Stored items
-*-
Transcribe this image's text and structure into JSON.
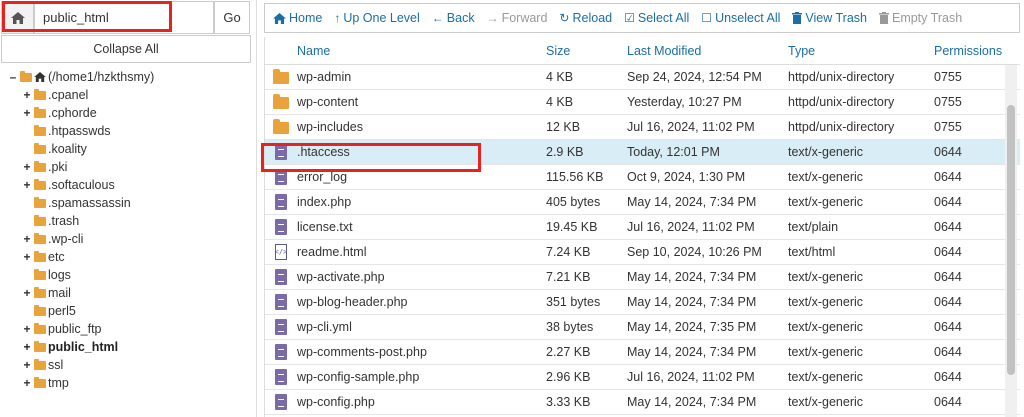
{
  "pathbar": {
    "path_value": "public_html",
    "go_label": "Go"
  },
  "collapse_label": "Collapse All",
  "tree": [
    {
      "toggle": "–",
      "label": "(/home1/hzkthsmy)",
      "indent": 8,
      "home": true
    },
    {
      "toggle": "+",
      "label": ".cpanel",
      "indent": 22
    },
    {
      "toggle": "+",
      "label": ".cphorde",
      "indent": 22
    },
    {
      "toggle": "",
      "label": ".htpasswds",
      "indent": 22
    },
    {
      "toggle": "",
      "label": ".koality",
      "indent": 22
    },
    {
      "toggle": "+",
      "label": ".pki",
      "indent": 22
    },
    {
      "toggle": "+",
      "label": ".softaculous",
      "indent": 22
    },
    {
      "toggle": "",
      "label": ".spamassassin",
      "indent": 22
    },
    {
      "toggle": "",
      "label": ".trash",
      "indent": 22
    },
    {
      "toggle": "+",
      "label": ".wp-cli",
      "indent": 22
    },
    {
      "toggle": "+",
      "label": "etc",
      "indent": 22
    },
    {
      "toggle": "",
      "label": "logs",
      "indent": 22
    },
    {
      "toggle": "+",
      "label": "mail",
      "indent": 22
    },
    {
      "toggle": "",
      "label": "perl5",
      "indent": 22
    },
    {
      "toggle": "+",
      "label": "public_ftp",
      "indent": 22
    },
    {
      "toggle": "+",
      "label": "public_html",
      "indent": 22,
      "bold": true
    },
    {
      "toggle": "+",
      "label": "ssl",
      "indent": 22
    },
    {
      "toggle": "+",
      "label": "tmp",
      "indent": 22
    }
  ],
  "toolbar": {
    "home": "Home",
    "up": "Up One Level",
    "back": "Back",
    "forward": "Forward",
    "reload": "Reload",
    "select_all": "Select All",
    "unselect_all": "Unselect All",
    "view_trash": "View Trash",
    "empty_trash": "Empty Trash"
  },
  "columns": {
    "name": "Name",
    "size": "Size",
    "modified": "Last Modified",
    "type": "Type",
    "perms": "Permissions"
  },
  "files": [
    {
      "icon": "folder",
      "name": "wp-admin",
      "size": "4 KB",
      "modified": "Sep 24, 2024, 12:54 PM",
      "type": "httpd/unix-directory",
      "perms": "0755"
    },
    {
      "icon": "folder",
      "name": "wp-content",
      "size": "4 KB",
      "modified": "Yesterday, 10:27 PM",
      "type": "httpd/unix-directory",
      "perms": "0755"
    },
    {
      "icon": "folder",
      "name": "wp-includes",
      "size": "12 KB",
      "modified": "Jul 16, 2024, 11:02 PM",
      "type": "httpd/unix-directory",
      "perms": "0755"
    },
    {
      "icon": "file",
      "name": ".htaccess",
      "size": "2.9 KB",
      "modified": "Today, 12:01 PM",
      "type": "text/x-generic",
      "perms": "0644",
      "selected": true
    },
    {
      "icon": "file",
      "name": "error_log",
      "size": "115.56 KB",
      "modified": "Oct 9, 2024, 1:30 PM",
      "type": "text/x-generic",
      "perms": "0644"
    },
    {
      "icon": "file",
      "name": "index.php",
      "size": "405 bytes",
      "modified": "May 14, 2024, 7:34 PM",
      "type": "text/x-generic",
      "perms": "0644"
    },
    {
      "icon": "file",
      "name": "license.txt",
      "size": "19.45 KB",
      "modified": "Jul 16, 2024, 11:02 PM",
      "type": "text/plain",
      "perms": "0644"
    },
    {
      "icon": "html",
      "name": "readme.html",
      "size": "7.24 KB",
      "modified": "Sep 10, 2024, 10:26 PM",
      "type": "text/html",
      "perms": "0644"
    },
    {
      "icon": "file",
      "name": "wp-activate.php",
      "size": "7.21 KB",
      "modified": "May 14, 2024, 7:34 PM",
      "type": "text/x-generic",
      "perms": "0644"
    },
    {
      "icon": "file",
      "name": "wp-blog-header.php",
      "size": "351 bytes",
      "modified": "May 14, 2024, 7:34 PM",
      "type": "text/x-generic",
      "perms": "0644"
    },
    {
      "icon": "file",
      "name": "wp-cli.yml",
      "size": "38 bytes",
      "modified": "May 14, 2024, 7:35 PM",
      "type": "text/x-generic",
      "perms": "0644"
    },
    {
      "icon": "file",
      "name": "wp-comments-post.php",
      "size": "2.27 KB",
      "modified": "May 14, 2024, 7:34 PM",
      "type": "text/x-generic",
      "perms": "0644"
    },
    {
      "icon": "file",
      "name": "wp-config-sample.php",
      "size": "2.96 KB",
      "modified": "Jul 16, 2024, 11:02 PM",
      "type": "text/x-generic",
      "perms": "0644"
    },
    {
      "icon": "file",
      "name": "wp-config.php",
      "size": "3.33 KB",
      "modified": "May 14, 2024, 7:34 PM",
      "type": "text/x-generic",
      "perms": "0644"
    }
  ]
}
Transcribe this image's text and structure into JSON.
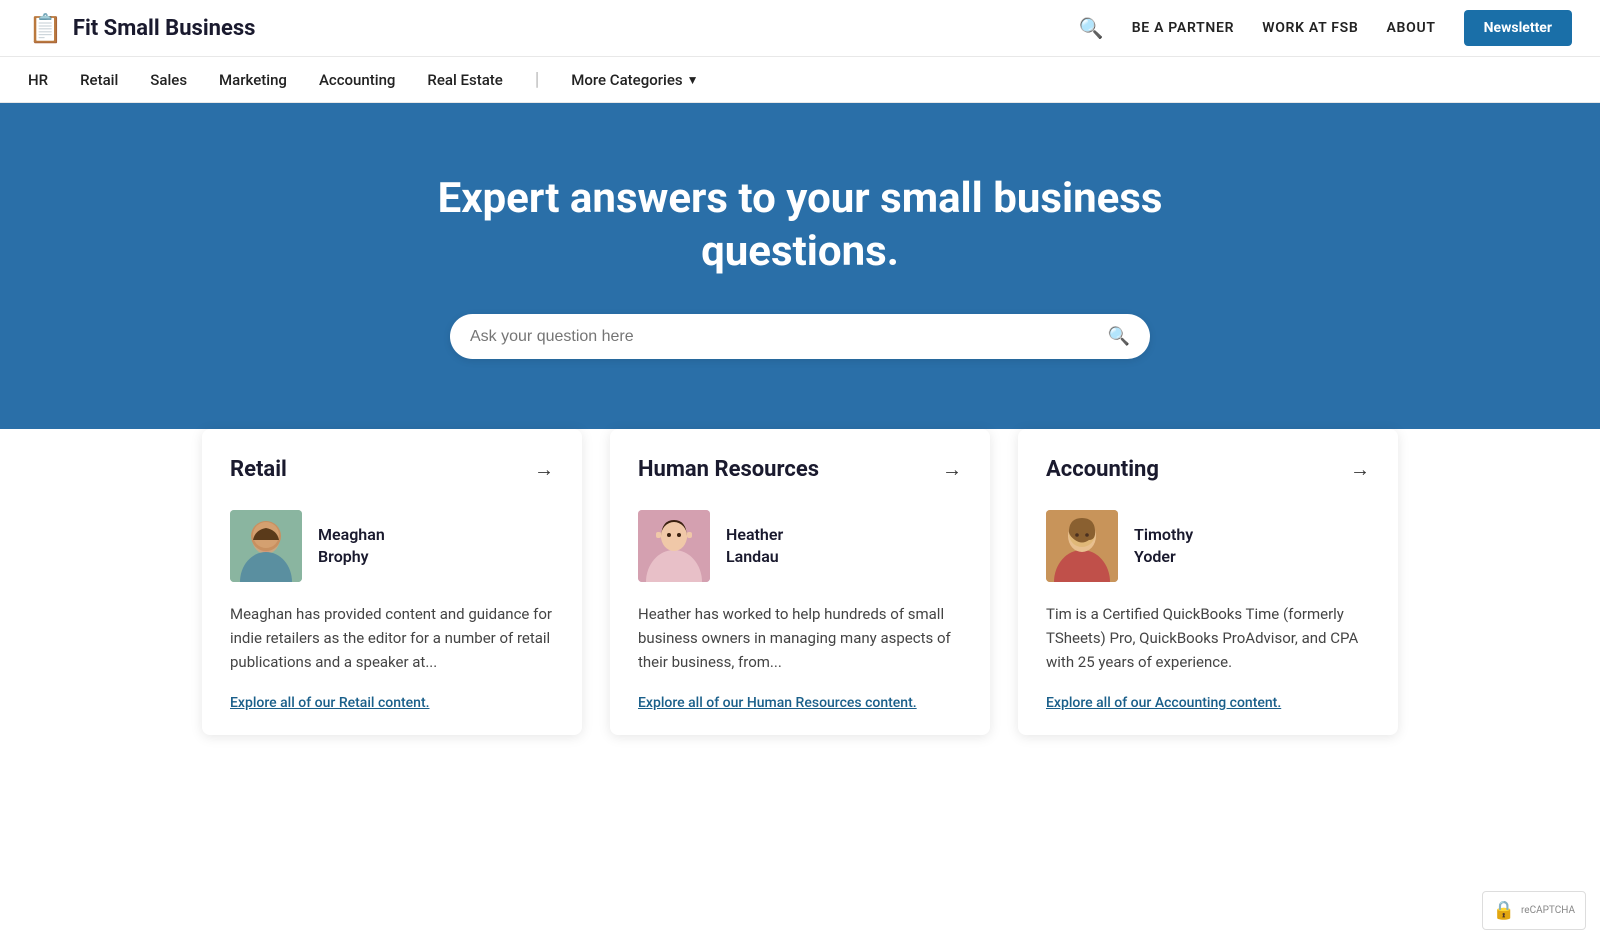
{
  "site": {
    "logo_icon": "📋",
    "logo_text": "Fit Small Business"
  },
  "header": {
    "search_label": "search",
    "partner_label": "BE A PARTNER",
    "work_label": "WORK AT FSB",
    "about_label": "ABOUT",
    "newsletter_label": "Newsletter"
  },
  "nav": {
    "items": [
      {
        "label": "HR",
        "id": "hr"
      },
      {
        "label": "Retail",
        "id": "retail"
      },
      {
        "label": "Sales",
        "id": "sales"
      },
      {
        "label": "Marketing",
        "id": "marketing"
      },
      {
        "label": "Accounting",
        "id": "accounting"
      },
      {
        "label": "Real Estate",
        "id": "real-estate"
      }
    ],
    "more_label": "More Categories"
  },
  "hero": {
    "headline": "Expert answers to your small business questions.",
    "search_placeholder": "Ask your question here"
  },
  "cards": [
    {
      "id": "retail",
      "title": "Retail",
      "author_name": "Meaghan\nBrophy",
      "avatar_emoji": "👩",
      "avatar_class": "avatar-retail",
      "description": "Meaghan has provided content and guidance for indie retailers as the editor for a number of retail publications and a speaker at...",
      "link_text": "Explore all of our Retail content."
    },
    {
      "id": "hr",
      "title": "Human Resources",
      "author_name": "Heather\nLandau",
      "avatar_emoji": "👩",
      "avatar_class": "avatar-hr",
      "description": "Heather has worked to help hundreds of small business owners in managing many aspects of their business, from...",
      "link_text": "Explore all of our Human Resources content."
    },
    {
      "id": "accounting",
      "title": "Accounting",
      "author_name": "Timothy\nYoder",
      "avatar_emoji": "👨",
      "avatar_class": "avatar-accounting",
      "description": "Tim is a Certified QuickBooks Time (formerly TSheets) Pro, QuickBooks ProAdvisor, and CPA with 25 years of experience.",
      "link_text": "Explore all of our Accounting content."
    }
  ],
  "recaptcha": {
    "label": "reCAPTCHA"
  }
}
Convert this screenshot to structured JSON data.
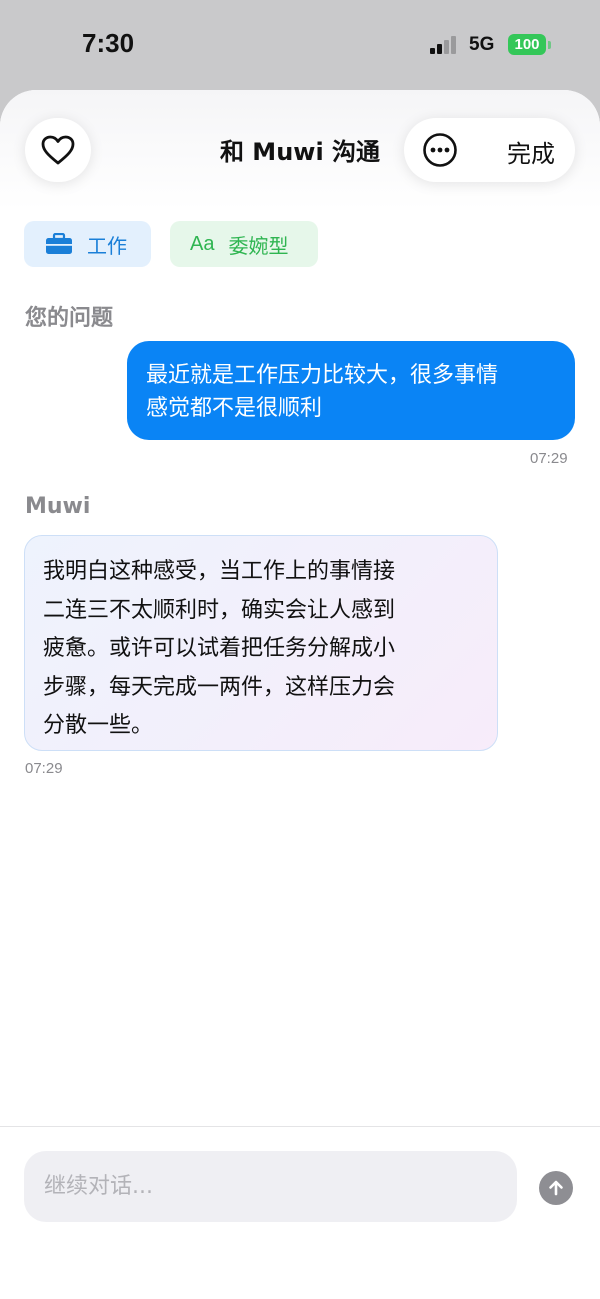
{
  "status_bar": {
    "time": "7:30",
    "network": "5G",
    "battery": "100"
  },
  "header": {
    "title": "和 Muwi 沟通",
    "done_label": "完成"
  },
  "tags": {
    "topic": "工作",
    "tone_icon": "Aa",
    "tone": "委婉型"
  },
  "conversation": {
    "user_section_label": "您的问题",
    "user_message_lines": [
      "最近就是工作压力比较大，很多事情",
      "感觉都不是很顺利"
    ],
    "user_time": "07:29",
    "bot_section_label": "Muwi",
    "bot_message_lines": [
      "我明白这种感受，当工作上的事情接",
      "二连三不太顺利时，确实会让人感到",
      "疲惫。或许可以试着把任务分解成小",
      "步骤，每天完成一两件，这样压力会",
      "分散一些。"
    ],
    "bot_time": "07:29"
  },
  "composer": {
    "placeholder": "继续对话..."
  },
  "colors": {
    "accent": "#0a84f5",
    "tag_work": "#1a7fd8",
    "tag_tone": "#2fb551",
    "battery": "#34c759"
  }
}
-*-
What is expected ::
Look back over the material above and state how many lines hold the word "bytes". Write the number and nothing else.

Reply to the exercise ::
3